Goal:
Show every line that has the string "this" in it.

Task input:
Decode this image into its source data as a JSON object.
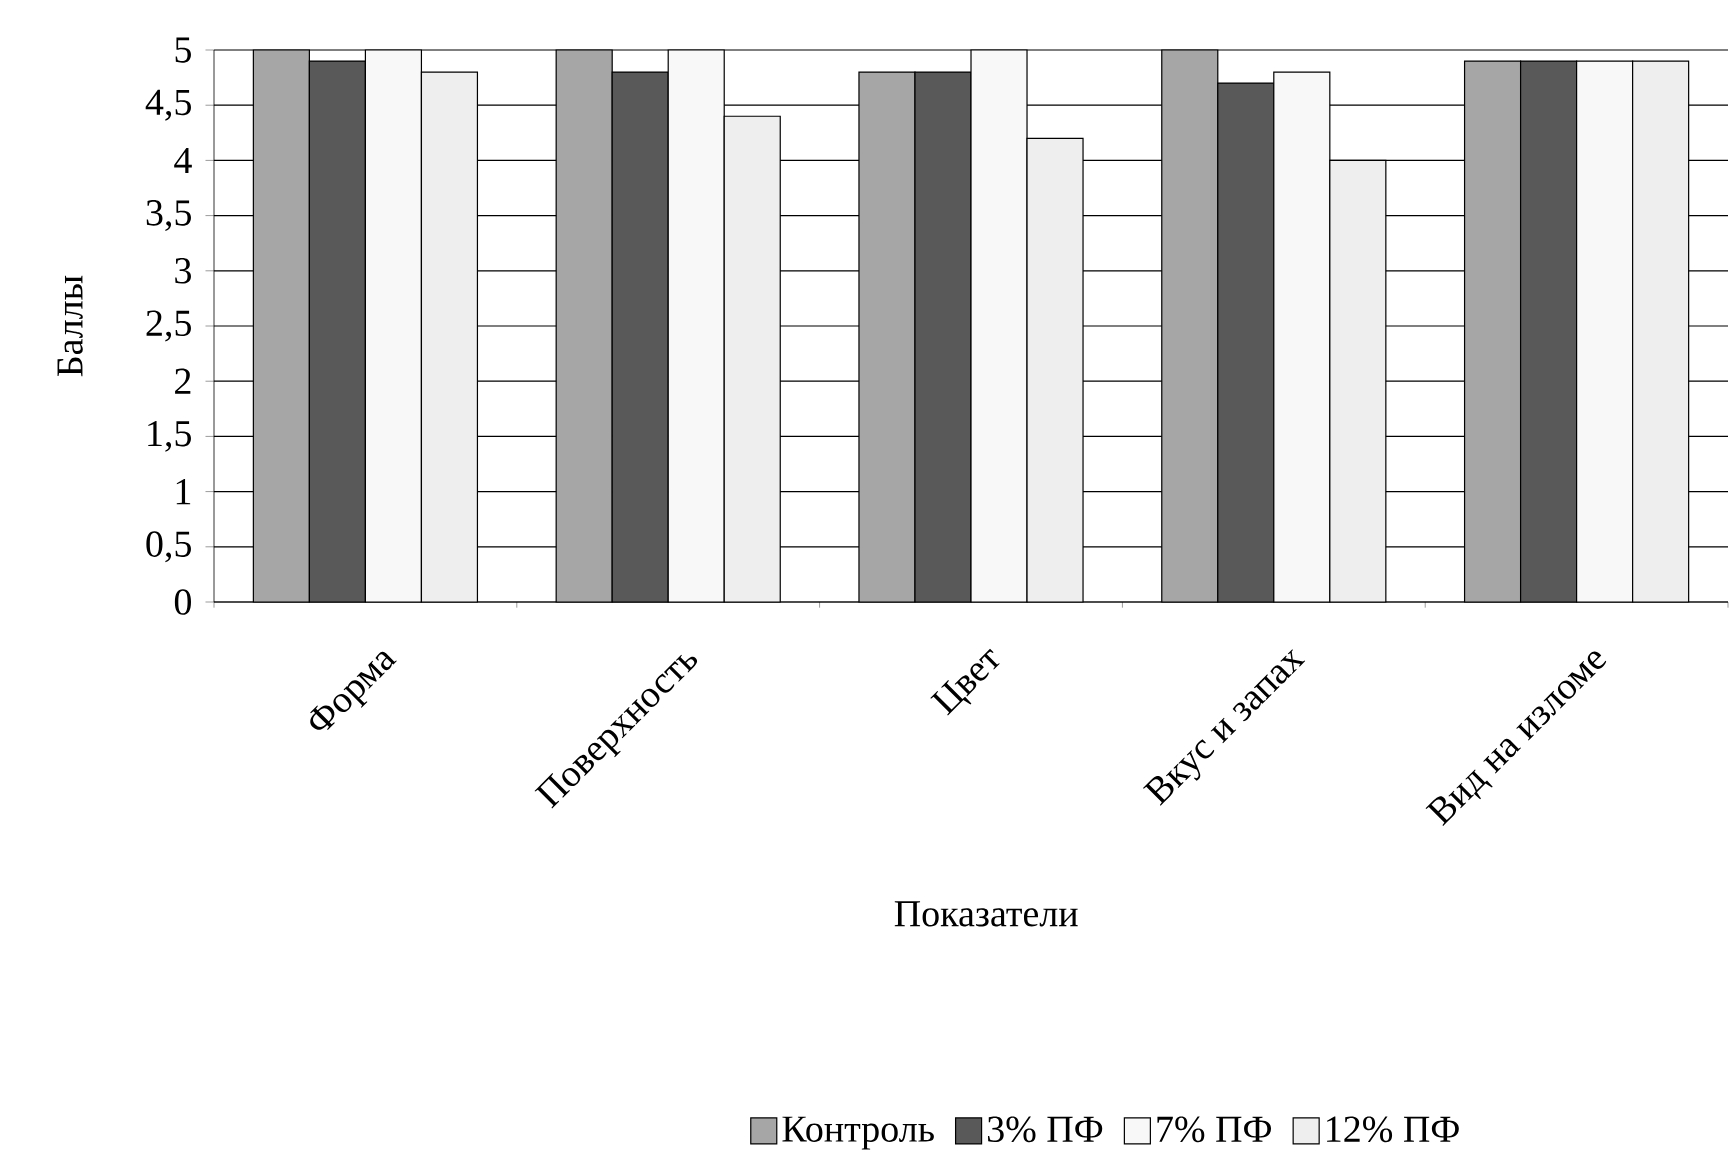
{
  "chart_data": {
    "type": "bar",
    "xlabel": "Показатели",
    "ylabel": "Баллы",
    "categories": [
      "Форма",
      "Поверхность",
      "Цвет",
      "Вкус и запах",
      "Вид на изломе"
    ],
    "series": [
      {
        "name": "Контроль",
        "color": "#a6a6a6",
        "values": [
          5,
          5,
          4.8,
          5,
          4.9
        ]
      },
      {
        "name": "3% ПФ",
        "color": "#595959",
        "values": [
          4.9,
          4.8,
          4.8,
          4.7,
          4.9
        ]
      },
      {
        "name": "7% ПФ",
        "color": "#f8f8f8",
        "values": [
          5,
          5,
          5,
          4.8,
          4.9
        ]
      },
      {
        "name": "12% ПФ",
        "color": "#eeeeee",
        "values": [
          4.8,
          4.4,
          4.2,
          4.0,
          4.9
        ]
      }
    ],
    "ylim": [
      0,
      5
    ],
    "yticks": [
      0,
      {
        "value": 0.5,
        "label": "0,5"
      },
      1,
      {
        "value": 1.5,
        "label": "1,5"
      },
      2,
      {
        "value": 2.5,
        "label": "2,5"
      },
      3,
      {
        "value": 3.5,
        "label": "3,5"
      },
      4,
      {
        "value": 4.5,
        "label": "4,5"
      },
      5
    ],
    "grid": "y",
    "legend": "bottom"
  }
}
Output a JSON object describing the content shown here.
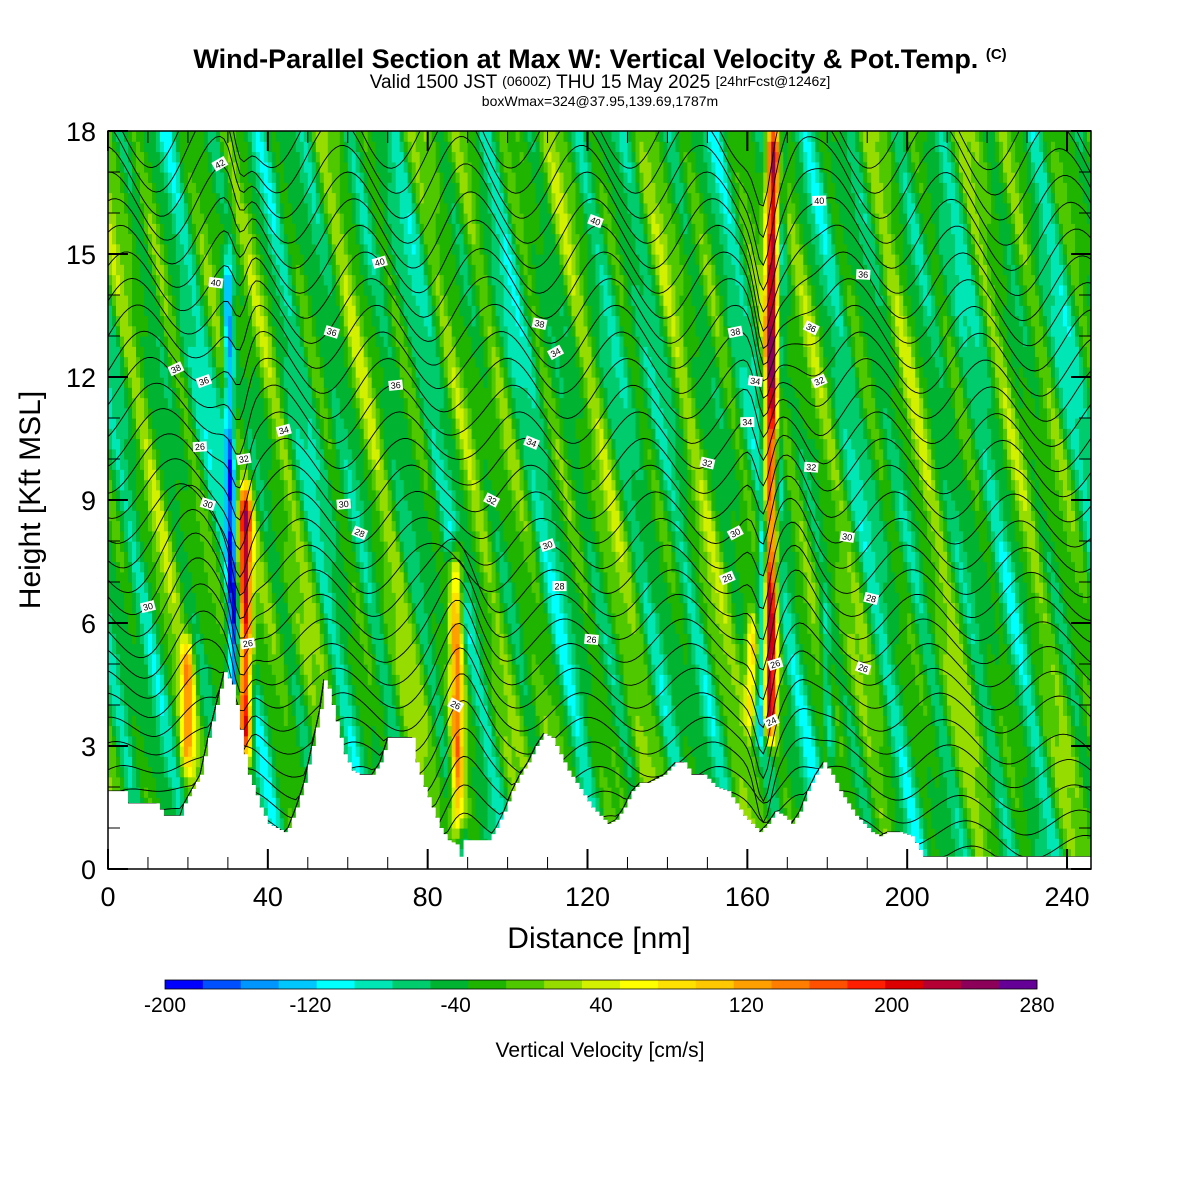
{
  "header": {
    "title": "Wind-Parallel Section at Max W: Vertical Velocity & Pot.Temp.",
    "title_mark": "(C)",
    "subtitle_a": "Valid 1500 JST",
    "subtitle_b": "(0600Z)",
    "subtitle_c": "THU 15 May 2025",
    "subtitle_d": "[24hrFcst@1246z]",
    "info": "boxWmax=324@37.95,139.69,1787m"
  },
  "chart_data": {
    "type": "heatmap",
    "xlabel": "Distance [nm]",
    "ylabel": "Height [Kft MSL]",
    "xlim": [
      0,
      246
    ],
    "ylim": [
      0,
      18
    ],
    "x_ticks": [
      "0",
      "40",
      "80",
      "120",
      "160",
      "200",
      "240"
    ],
    "y_ticks": [
      "0",
      "3",
      "6",
      "9",
      "12",
      "15",
      "18"
    ],
    "colorbar": {
      "title": "Vertical Velocity [cm/s]",
      "range": [
        -200,
        280
      ],
      "step": 20,
      "tick_labels": [
        "-200",
        "-120",
        "-40",
        "40",
        "120",
        "200",
        "280"
      ],
      "colors": [
        "#0000ff",
        "#0050ff",
        "#0096ff",
        "#00c8ff",
        "#00ffff",
        "#00e6b4",
        "#00cc6e",
        "#00b432",
        "#1eb400",
        "#50c800",
        "#96dc00",
        "#d2f000",
        "#ffff00",
        "#ffe100",
        "#ffc800",
        "#ffa000",
        "#ff7d00",
        "#ff5000",
        "#ff1e00",
        "#dc0000",
        "#b40032",
        "#8c005a",
        "#640096"
      ]
    },
    "terrain_kft": [
      [
        0,
        1.9
      ],
      [
        4,
        1.9
      ],
      [
        5,
        1.6
      ],
      [
        12,
        1.6
      ],
      [
        14,
        1.3
      ],
      [
        18,
        1.3
      ],
      [
        19,
        1.6
      ],
      [
        23,
        2.3
      ],
      [
        25,
        3.2
      ],
      [
        27,
        4.0
      ],
      [
        29,
        4.8
      ],
      [
        31,
        4.5
      ],
      [
        32,
        4.0
      ],
      [
        33,
        3.4
      ],
      [
        34,
        2.8
      ],
      [
        35,
        2.3
      ],
      [
        37,
        1.8
      ],
      [
        38,
        1.5
      ],
      [
        40,
        1.1
      ],
      [
        42,
        1.0
      ],
      [
        44,
        0.9
      ],
      [
        45,
        1.0
      ],
      [
        47,
        1.5
      ],
      [
        49,
        2.1
      ],
      [
        51,
        3.0
      ],
      [
        53,
        3.9
      ],
      [
        54,
        4.6
      ],
      [
        55,
        4.4
      ],
      [
        57,
        3.6
      ],
      [
        59,
        2.8
      ],
      [
        61,
        2.4
      ],
      [
        63,
        2.3
      ],
      [
        66,
        2.3
      ],
      [
        68,
        2.6
      ],
      [
        70,
        3.2
      ],
      [
        76,
        3.2
      ],
      [
        77,
        2.6
      ],
      [
        79,
        2.0
      ],
      [
        81,
        1.5
      ],
      [
        83,
        1.0
      ],
      [
        85,
        0.7
      ],
      [
        87,
        0.6
      ],
      [
        88,
        0.3
      ],
      [
        89,
        0.7
      ],
      [
        95,
        0.7
      ],
      [
        97,
        1.0
      ],
      [
        99,
        1.4
      ],
      [
        101,
        1.9
      ],
      [
        103,
        2.3
      ],
      [
        105,
        2.6
      ],
      [
        107,
        3.0
      ],
      [
        109,
        3.3
      ],
      [
        111,
        3.2
      ],
      [
        113,
        2.8
      ],
      [
        115,
        2.4
      ],
      [
        117,
        2.1
      ],
      [
        119,
        1.8
      ],
      [
        121,
        1.5
      ],
      [
        123,
        1.3
      ],
      [
        125,
        1.1
      ],
      [
        127,
        1.2
      ],
      [
        129,
        1.5
      ],
      [
        131,
        1.9
      ],
      [
        133,
        2.1
      ],
      [
        135,
        2.1
      ],
      [
        137,
        2.2
      ],
      [
        139,
        2.3
      ],
      [
        142,
        2.6
      ],
      [
        144,
        2.6
      ],
      [
        146,
        2.3
      ],
      [
        149,
        2.3
      ],
      [
        152,
        2.0
      ],
      [
        155,
        1.9
      ],
      [
        157,
        1.6
      ],
      [
        159,
        1.3
      ],
      [
        161,
        1.1
      ],
      [
        163,
        0.9
      ],
      [
        165,
        1.1
      ],
      [
        167,
        1.4
      ],
      [
        169,
        1.3
      ],
      [
        171,
        1.1
      ],
      [
        173,
        1.4
      ],
      [
        175,
        1.9
      ],
      [
        177,
        2.3
      ],
      [
        179,
        2.6
      ],
      [
        181,
        2.3
      ],
      [
        183,
        1.9
      ],
      [
        185,
        1.6
      ],
      [
        187,
        1.3
      ],
      [
        189,
        1.1
      ],
      [
        191,
        0.9
      ],
      [
        193,
        0.8
      ],
      [
        195,
        0.9
      ],
      [
        198,
        0.9
      ],
      [
        201,
        0.8
      ],
      [
        204,
        0.3
      ],
      [
        246,
        0.3
      ]
    ],
    "contour_labels": [
      "42",
      "40",
      "40",
      "40",
      "40",
      "38",
      "38",
      "38",
      "36",
      "36",
      "36",
      "36",
      "36",
      "34",
      "34",
      "34",
      "34",
      "34",
      "32",
      "32",
      "32",
      "32",
      "32",
      "30",
      "30",
      "30",
      "30",
      "30",
      "30",
      "28",
      "28",
      "28",
      "28",
      "26",
      "26",
      "26",
      "26",
      "26",
      "26",
      "24"
    ],
    "updrafts": [
      {
        "x": 34.5,
        "z_bottom": 2.8,
        "z_top": 9.2,
        "w": 210
      },
      {
        "x": 20,
        "z_bottom": 2.5,
        "z_top": 5.5,
        "w": 90
      },
      {
        "x": 87.5,
        "z_bottom": 0.8,
        "z_top": 7.8,
        "w": 120
      },
      {
        "x": 165.5,
        "z_bottom": 3.2,
        "z_top": 18,
        "w": 220
      },
      {
        "x": 161,
        "z_bottom": 3.5,
        "z_top": 6.0,
        "w": 90
      }
    ],
    "downdrafts": [
      {
        "x": 31.5,
        "z_bottom": 4.0,
        "z_top": 15,
        "w": -160
      },
      {
        "x": 163.5,
        "z_bottom": 3.2,
        "z_top": 8.5,
        "w": -180
      },
      {
        "x": 167.5,
        "z_bottom": 8.5,
        "z_top": 18,
        "w": -120
      },
      {
        "x": 181,
        "z_bottom": 2.8,
        "z_top": 6.5,
        "w": -110
      }
    ]
  }
}
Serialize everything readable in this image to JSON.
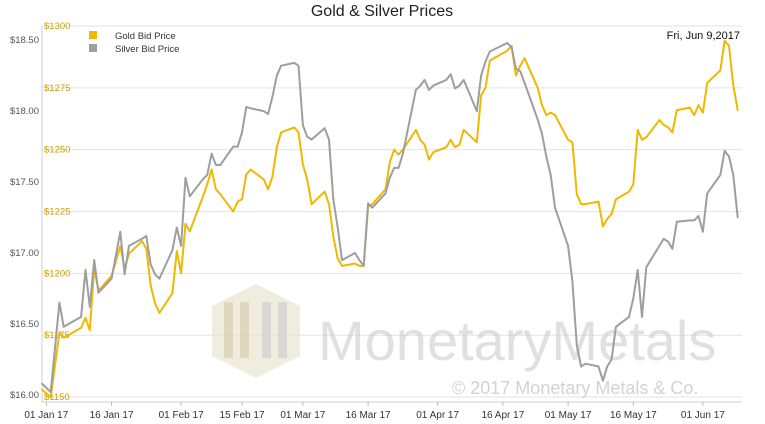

Problem solution:
Decode this image into its source data as a JSON object.
Serialize everything readable in this image to JSON.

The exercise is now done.